検討する本文 ▸
ちょうど教室を覗(のぞ)いていた私が当てられた。

「後ろに置いてある食品を買います」
私は自信満々に答えた。

「その理由は?」

「後ろに置いてある食品の方が賞味期限が長いから」
生徒たちも頷(うなず)いている。

「なるほど。そうですね。
 もし、みんなが今の理由で賞味期限が長い食品を買うとしたら
 賞味期限が短い食品が売れ残ってしまいます。
 そして、賞味期限が切れてしまった食品は?」

生徒が答える。
「廃棄されます」

「そうです。つまり食品ロスの問題にもつながるのです」

私はハッとした。
何気ない自分の行動。
自分にとってプラスになる行動も
社会全体ではマイナスになることがある。


  🍞    🍞    🍞    🍞


話は19世紀のインドへと飛ぶ。
当時インドはイギリスの植民地であった。

イギリス人領主は毒ヘビのコブラの大量発生に頭を悩ませていた。
そこでコブラを捕まえて届け出た者に賞金を出すと告げた。
インドの人々はこぞってコブラを捕まえて届け出た。

これで一件落着・・・とはいかなかった。

それならコブラを飼育して届け出れば
儲(もう)かるのではないか、と考える者が現れはじめた。
そして各地に「コブラ養殖場」がつくられることになった。

その事実を知ったイギリス人領主。
すぐさま賞金制度を廃止した。

「養殖場」で飼育されていたコブラは必要なくなった。
そして人々はそのコブラを野に放った!!

結果、以前よりコブラの数が増加したという。

決して笑い話ではすまされない。


  🐍    🐍    🐍    🐍


休日、私はスーパーマーケットに立ち寄った。
ヨーグルトを買おうとして、
いつものように冷蔵棚の後ろに置いてあるヨーグルトに
何気なく手を伸ばしかけた。

その時、家庭科の授業のやり取りが
フラッシュバックした。

私はしばらく考えた後、
前の方に置いてあるヨーグルトを買い物かごに入れた。

課題の指示 ▸ 本文の「もし、みんなが今の理由で賞味期限が長い食品を買うとしたら」から「社会全体ではマイナスになることがある。」までをすべて、一字も変えずに書き写してください。 この後に続くエントリーは、本文とは別の資料です。

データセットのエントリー
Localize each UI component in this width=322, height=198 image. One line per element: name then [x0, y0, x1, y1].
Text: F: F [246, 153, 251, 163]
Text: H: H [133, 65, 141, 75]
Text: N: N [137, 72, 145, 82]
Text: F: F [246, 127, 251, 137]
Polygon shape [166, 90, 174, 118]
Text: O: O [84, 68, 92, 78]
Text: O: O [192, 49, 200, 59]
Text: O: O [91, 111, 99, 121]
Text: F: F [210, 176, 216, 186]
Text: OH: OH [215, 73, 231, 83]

この課題の解答 ▸
もし、みんなが今の理由で賞味期限が長い食品を買うとしたら
 賞味期限が短い食品が売れ残ってしまいます。
 そして、賞味期限が切れてしまった食品は?」

生徒が答える。
「廃棄されます」

「そうです。つまり食品ロスの問題にもつながるのです」

私はハッとした。
何気ない自分の行動。
自分にとってプラスになる行動も
社会全体ではマイナスになることがある。